- Task directions
Can you reproduce every one of the records below word for word, leaving the pictures out?

□ □ □ □ □ □ □

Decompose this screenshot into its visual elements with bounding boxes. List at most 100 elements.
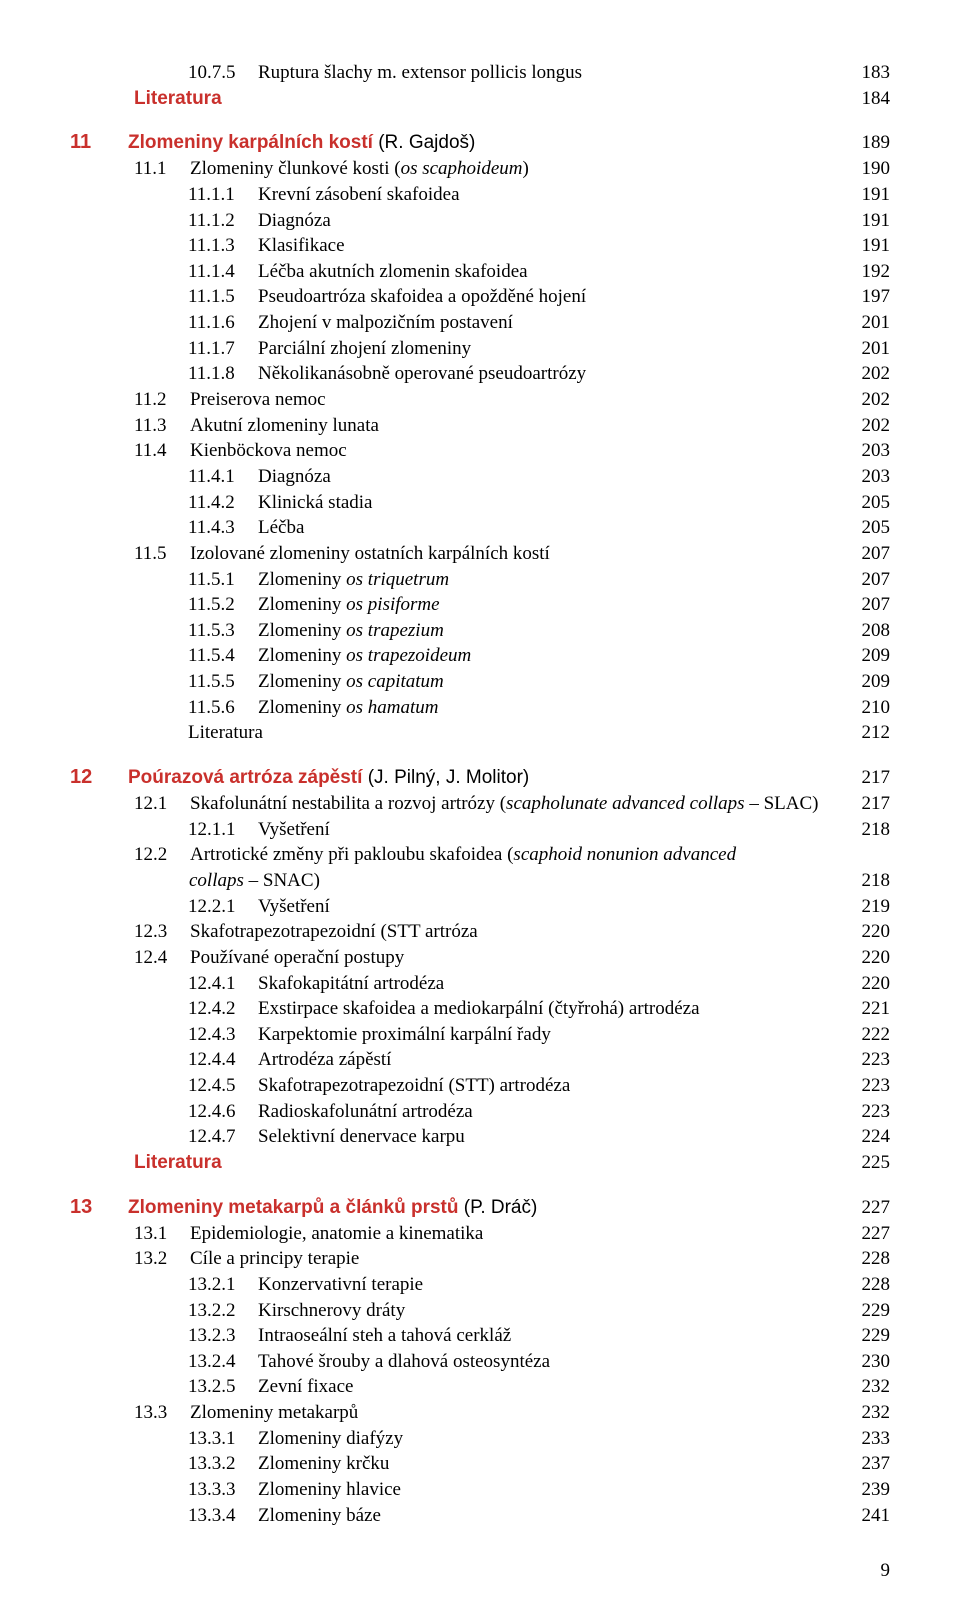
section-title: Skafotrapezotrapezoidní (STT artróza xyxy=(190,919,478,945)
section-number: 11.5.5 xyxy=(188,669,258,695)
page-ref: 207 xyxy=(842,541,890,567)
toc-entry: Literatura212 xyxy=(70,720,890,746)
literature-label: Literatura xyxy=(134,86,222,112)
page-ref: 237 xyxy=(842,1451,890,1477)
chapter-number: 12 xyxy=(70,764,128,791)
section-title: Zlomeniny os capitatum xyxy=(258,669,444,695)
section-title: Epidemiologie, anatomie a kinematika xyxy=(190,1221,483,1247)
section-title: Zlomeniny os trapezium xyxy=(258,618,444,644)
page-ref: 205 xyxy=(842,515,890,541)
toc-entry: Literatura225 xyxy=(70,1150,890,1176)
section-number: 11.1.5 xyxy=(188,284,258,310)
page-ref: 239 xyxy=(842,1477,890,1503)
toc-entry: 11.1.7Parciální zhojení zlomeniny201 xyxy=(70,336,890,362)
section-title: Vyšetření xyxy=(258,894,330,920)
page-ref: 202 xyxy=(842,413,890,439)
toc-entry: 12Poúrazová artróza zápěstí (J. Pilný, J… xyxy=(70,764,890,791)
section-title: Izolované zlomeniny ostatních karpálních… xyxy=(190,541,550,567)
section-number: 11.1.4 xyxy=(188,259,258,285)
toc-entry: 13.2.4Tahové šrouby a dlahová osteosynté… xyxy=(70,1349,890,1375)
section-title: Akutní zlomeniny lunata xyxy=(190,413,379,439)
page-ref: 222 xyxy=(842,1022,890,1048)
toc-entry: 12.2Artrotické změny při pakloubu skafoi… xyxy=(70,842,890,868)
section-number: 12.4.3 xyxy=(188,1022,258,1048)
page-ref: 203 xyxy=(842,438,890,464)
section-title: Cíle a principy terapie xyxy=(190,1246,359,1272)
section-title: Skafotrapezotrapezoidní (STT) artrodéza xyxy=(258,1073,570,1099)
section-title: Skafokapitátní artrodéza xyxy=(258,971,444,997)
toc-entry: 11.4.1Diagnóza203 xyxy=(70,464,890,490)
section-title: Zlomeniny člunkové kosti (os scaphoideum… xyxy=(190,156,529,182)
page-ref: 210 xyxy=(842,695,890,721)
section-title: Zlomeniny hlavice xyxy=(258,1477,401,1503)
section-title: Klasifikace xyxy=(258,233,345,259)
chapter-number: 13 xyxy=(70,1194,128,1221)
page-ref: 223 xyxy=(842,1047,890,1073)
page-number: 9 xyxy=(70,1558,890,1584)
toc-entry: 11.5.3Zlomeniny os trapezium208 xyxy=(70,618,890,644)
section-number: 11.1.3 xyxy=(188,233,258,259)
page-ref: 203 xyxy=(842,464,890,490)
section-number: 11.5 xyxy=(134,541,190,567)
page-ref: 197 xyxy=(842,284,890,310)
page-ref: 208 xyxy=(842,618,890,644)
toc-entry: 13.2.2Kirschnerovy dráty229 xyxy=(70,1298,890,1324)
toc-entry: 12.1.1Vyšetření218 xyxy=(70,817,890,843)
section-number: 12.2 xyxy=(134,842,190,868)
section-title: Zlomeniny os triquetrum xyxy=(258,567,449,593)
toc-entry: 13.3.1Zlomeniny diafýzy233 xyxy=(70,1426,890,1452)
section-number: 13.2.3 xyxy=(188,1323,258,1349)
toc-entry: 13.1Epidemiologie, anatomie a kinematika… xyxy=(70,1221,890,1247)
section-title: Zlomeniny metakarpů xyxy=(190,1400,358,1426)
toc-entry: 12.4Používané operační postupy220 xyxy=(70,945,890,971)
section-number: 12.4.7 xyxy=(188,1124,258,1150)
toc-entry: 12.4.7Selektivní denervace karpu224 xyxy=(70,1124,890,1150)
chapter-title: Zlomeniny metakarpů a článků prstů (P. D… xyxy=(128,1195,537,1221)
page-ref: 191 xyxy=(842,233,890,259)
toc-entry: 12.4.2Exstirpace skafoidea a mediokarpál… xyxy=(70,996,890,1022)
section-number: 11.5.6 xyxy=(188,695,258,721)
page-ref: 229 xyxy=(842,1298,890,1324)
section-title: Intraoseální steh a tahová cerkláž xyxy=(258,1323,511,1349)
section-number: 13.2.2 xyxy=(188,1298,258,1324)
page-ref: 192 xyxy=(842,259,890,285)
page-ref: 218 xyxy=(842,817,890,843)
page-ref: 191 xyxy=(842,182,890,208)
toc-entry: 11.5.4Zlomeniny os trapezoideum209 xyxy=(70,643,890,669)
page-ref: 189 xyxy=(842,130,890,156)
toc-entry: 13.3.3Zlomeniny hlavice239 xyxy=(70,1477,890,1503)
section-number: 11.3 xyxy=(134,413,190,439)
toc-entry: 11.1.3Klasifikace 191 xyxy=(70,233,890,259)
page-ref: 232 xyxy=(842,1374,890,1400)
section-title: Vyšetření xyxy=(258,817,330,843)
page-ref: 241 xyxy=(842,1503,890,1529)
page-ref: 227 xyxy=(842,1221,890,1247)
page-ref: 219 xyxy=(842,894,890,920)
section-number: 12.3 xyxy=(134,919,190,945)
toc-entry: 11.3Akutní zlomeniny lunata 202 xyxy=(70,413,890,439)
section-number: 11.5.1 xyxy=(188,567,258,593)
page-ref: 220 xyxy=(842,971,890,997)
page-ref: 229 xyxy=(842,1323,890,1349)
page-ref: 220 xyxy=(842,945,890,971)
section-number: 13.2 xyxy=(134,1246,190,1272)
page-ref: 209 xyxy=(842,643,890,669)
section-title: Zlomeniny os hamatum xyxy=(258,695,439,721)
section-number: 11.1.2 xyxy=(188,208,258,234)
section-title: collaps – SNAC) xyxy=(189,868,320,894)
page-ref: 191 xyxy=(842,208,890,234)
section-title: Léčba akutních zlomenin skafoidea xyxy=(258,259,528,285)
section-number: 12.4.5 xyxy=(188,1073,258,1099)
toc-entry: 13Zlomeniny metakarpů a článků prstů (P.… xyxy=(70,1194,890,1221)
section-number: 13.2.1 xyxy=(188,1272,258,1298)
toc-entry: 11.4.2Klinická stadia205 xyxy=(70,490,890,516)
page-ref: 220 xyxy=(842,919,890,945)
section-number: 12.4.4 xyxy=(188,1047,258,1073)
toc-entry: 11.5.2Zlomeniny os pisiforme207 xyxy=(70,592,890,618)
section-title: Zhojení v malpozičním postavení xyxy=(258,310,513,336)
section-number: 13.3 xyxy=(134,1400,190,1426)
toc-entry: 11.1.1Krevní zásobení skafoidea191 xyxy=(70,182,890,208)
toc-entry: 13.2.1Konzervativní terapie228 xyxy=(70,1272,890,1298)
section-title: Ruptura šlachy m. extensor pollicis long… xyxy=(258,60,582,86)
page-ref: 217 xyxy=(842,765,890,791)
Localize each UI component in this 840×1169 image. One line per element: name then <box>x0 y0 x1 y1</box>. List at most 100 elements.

□ □ □ □ □ □ □

- Task solution
Decompose this screenshot into its visual elements with bounding boxes. List at most 100 elements.
section-title: Skafotrapezotrapezoidní (STT artróza xyxy=(190,919,478,945)
section-number: 11.5.5 xyxy=(188,669,258,695)
page-ref: 207 xyxy=(842,541,890,567)
toc-entry: Literatura212 xyxy=(70,720,890,746)
literature-label: Literatura xyxy=(134,86,222,112)
page-ref: 237 xyxy=(842,1451,890,1477)
chapter-number: 12 xyxy=(70,764,128,791)
section-title: Zlomeniny os capitatum xyxy=(258,669,444,695)
section-title: Epidemiologie, anatomie a kinematika xyxy=(190,1221,483,1247)
section-title: Zlomeniny os trapezium xyxy=(258,618,444,644)
page-ref: 205 xyxy=(842,515,890,541)
toc-entry: Literatura225 xyxy=(70,1150,890,1176)
section-number: 11.1.5 xyxy=(188,284,258,310)
page-ref: 239 xyxy=(842,1477,890,1503)
toc-entry: 11.1.7Parciální zhojení zlomeniny201 xyxy=(70,336,890,362)
section-title: Vyšetření xyxy=(258,894,330,920)
page-ref: 202 xyxy=(842,413,890,439)
toc-entry: 12Poúrazová artróza zápěstí (J. Pilný, J… xyxy=(70,764,890,791)
section-title: Izolované zlomeniny ostatních karpálních… xyxy=(190,541,550,567)
section-number: 11.1.4 xyxy=(188,259,258,285)
toc-entry: 13.2.4Tahové šrouby a dlahová osteosynté… xyxy=(70,1349,890,1375)
section-title: Akutní zlomeniny lunata xyxy=(190,413,379,439)
page-ref: 222 xyxy=(842,1022,890,1048)
toc-entry: 12.2Artrotické změny při pakloubu skafoi… xyxy=(70,842,890,868)
section-number: 12.4.3 xyxy=(188,1022,258,1048)
page-ref: 203 xyxy=(842,438,890,464)
section-title: Cíle a principy terapie xyxy=(190,1246,359,1272)
section-title: Skafotrapezotrapezoidní (STT) artrodéza xyxy=(258,1073,570,1099)
section-title: Skafokapitátní artrodéza xyxy=(258,971,444,997)
toc-entry: 11.4.1Diagnóza203 xyxy=(70,464,890,490)
section-title: Zlomeniny člunkové kosti (os scaphoideum… xyxy=(190,156,529,182)
page-ref: 210 xyxy=(842,695,890,721)
section-title: Zlomeniny hlavice xyxy=(258,1477,401,1503)
section-title: Klasifikace xyxy=(258,233,345,259)
chapter-number: 13 xyxy=(70,1194,128,1221)
page-ref: 223 xyxy=(842,1047,890,1073)
page-number: 9 xyxy=(70,1558,890,1584)
toc-entry: 11.5.3Zlomeniny os trapezium208 xyxy=(70,618,890,644)
section-number: 11.1.3 xyxy=(188,233,258,259)
page-ref: 203 xyxy=(842,464,890,490)
section-number: 11.5 xyxy=(134,541,190,567)
page-ref: 197 xyxy=(842,284,890,310)
page-ref: 208 xyxy=(842,618,890,644)
toc-entry: 13.2.2Kirschnerovy dráty229 xyxy=(70,1298,890,1324)
toc-entry: 12.1.1Vyšetření218 xyxy=(70,817,890,843)
section-number: 12.2 xyxy=(134,842,190,868)
section-title: Zlomeniny os triquetrum xyxy=(258,567,449,593)
toc-entry: 13.3.1Zlomeniny diafýzy233 xyxy=(70,1426,890,1452)
section-number: 13.2.3 xyxy=(188,1323,258,1349)
toc-entry: 13.1Epidemiologie, anatomie a kinematika… xyxy=(70,1221,890,1247)
section-title: Zlomeniny metakarpů xyxy=(190,1400,358,1426)
toc-entry: 12.4Používané operační postupy220 xyxy=(70,945,890,971)
section-number: 12.4.7 xyxy=(188,1124,258,1150)
toc-entry: 12.4.7Selektivní denervace karpu224 xyxy=(70,1124,890,1150)
chapter-title: Zlomeniny metakarpů a článků prstů (P. D… xyxy=(128,1195,537,1221)
page-ref: 191 xyxy=(842,233,890,259)
toc-entry: 12.4.2Exstirpace skafoidea a mediokarpál… xyxy=(70,996,890,1022)
section-number: 11.5.6 xyxy=(188,695,258,721)
page-ref: 229 xyxy=(842,1298,890,1324)
section-title: Intraoseální steh a tahová cerkláž xyxy=(258,1323,511,1349)
section-number: 13.2.2 xyxy=(188,1298,258,1324)
page-ref: 192 xyxy=(842,259,890,285)
page-ref: 218 xyxy=(842,817,890,843)
page-ref: 191 xyxy=(842,182,890,208)
toc-entry: 11.5.4Zlomeniny os trapezoideum209 xyxy=(70,643,890,669)
page-ref: 189 xyxy=(842,130,890,156)
toc-entry: 13.3.3Zlomeniny hlavice239 xyxy=(70,1477,890,1503)
section-number: 11.3 xyxy=(134,413,190,439)
toc-entry: 11.1.3Klasifikace 191 xyxy=(70,233,890,259)
page-ref: 232 xyxy=(842,1374,890,1400)
section-title: Vyšetření xyxy=(258,817,330,843)
page-ref: 241 xyxy=(842,1503,890,1529)
page-ref: 227 xyxy=(842,1221,890,1247)
page-ref: 219 xyxy=(842,894,890,920)
section-number: 12.3 xyxy=(134,919,190,945)
toc-entry: 11.3Akutní zlomeniny lunata 202 xyxy=(70,413,890,439)
section-number: 11.5.1 xyxy=(188,567,258,593)
page-ref: 220 xyxy=(842,971,890,997)
page-ref: 229 xyxy=(842,1323,890,1349)
page-ref: 220 xyxy=(842,945,890,971)
section-number: 13.2 xyxy=(134,1246,190,1272)
page-ref: 209 xyxy=(842,643,890,669)
section-title: Zlomeniny os hamatum xyxy=(258,695,439,721)
section-number: 11.1.2 xyxy=(188,208,258,234)
section-title: collaps – SNAC) xyxy=(189,868,320,894)
page-ref: 191 xyxy=(842,208,890,234)
section-title: Léčba akutních zlomenin skafoidea xyxy=(258,259,528,285)
section-number: 12.4.5 xyxy=(188,1073,258,1099)
toc-entry: 13Zlomeniny metakarpů a článků prstů (P.… xyxy=(70,1194,890,1221)
section-number: 13.2.1 xyxy=(188,1272,258,1298)
toc-entry: 11.4.2Klinická stadia205 xyxy=(70,490,890,516)
page-ref: 220 xyxy=(842,919,890,945)
section-number: 12.4.4 xyxy=(188,1047,258,1073)
toc-entry: 11.5.2Zlomeniny os pisiforme207 xyxy=(70,592,890,618)
section-title: Zhojení v malpozičním postavení xyxy=(258,310,513,336)
section-number: 13.3 xyxy=(134,1400,190,1426)
toc-entry: 11.1.1Krevní zásobení skafoidea191 xyxy=(70,182,890,208)
toc-entry: 13.2.1Konzervativní terapie228 xyxy=(70,1272,890,1298)
section-title: Ruptura šlachy m. extensor pollicis long… xyxy=(258,60,582,86)
page-ref: 217 xyxy=(842,765,890,791)
Localize each UI component in this 840×1169 image. One line per element: name then <box>x0 y0 x1 y1</box>. List at most 100 elements.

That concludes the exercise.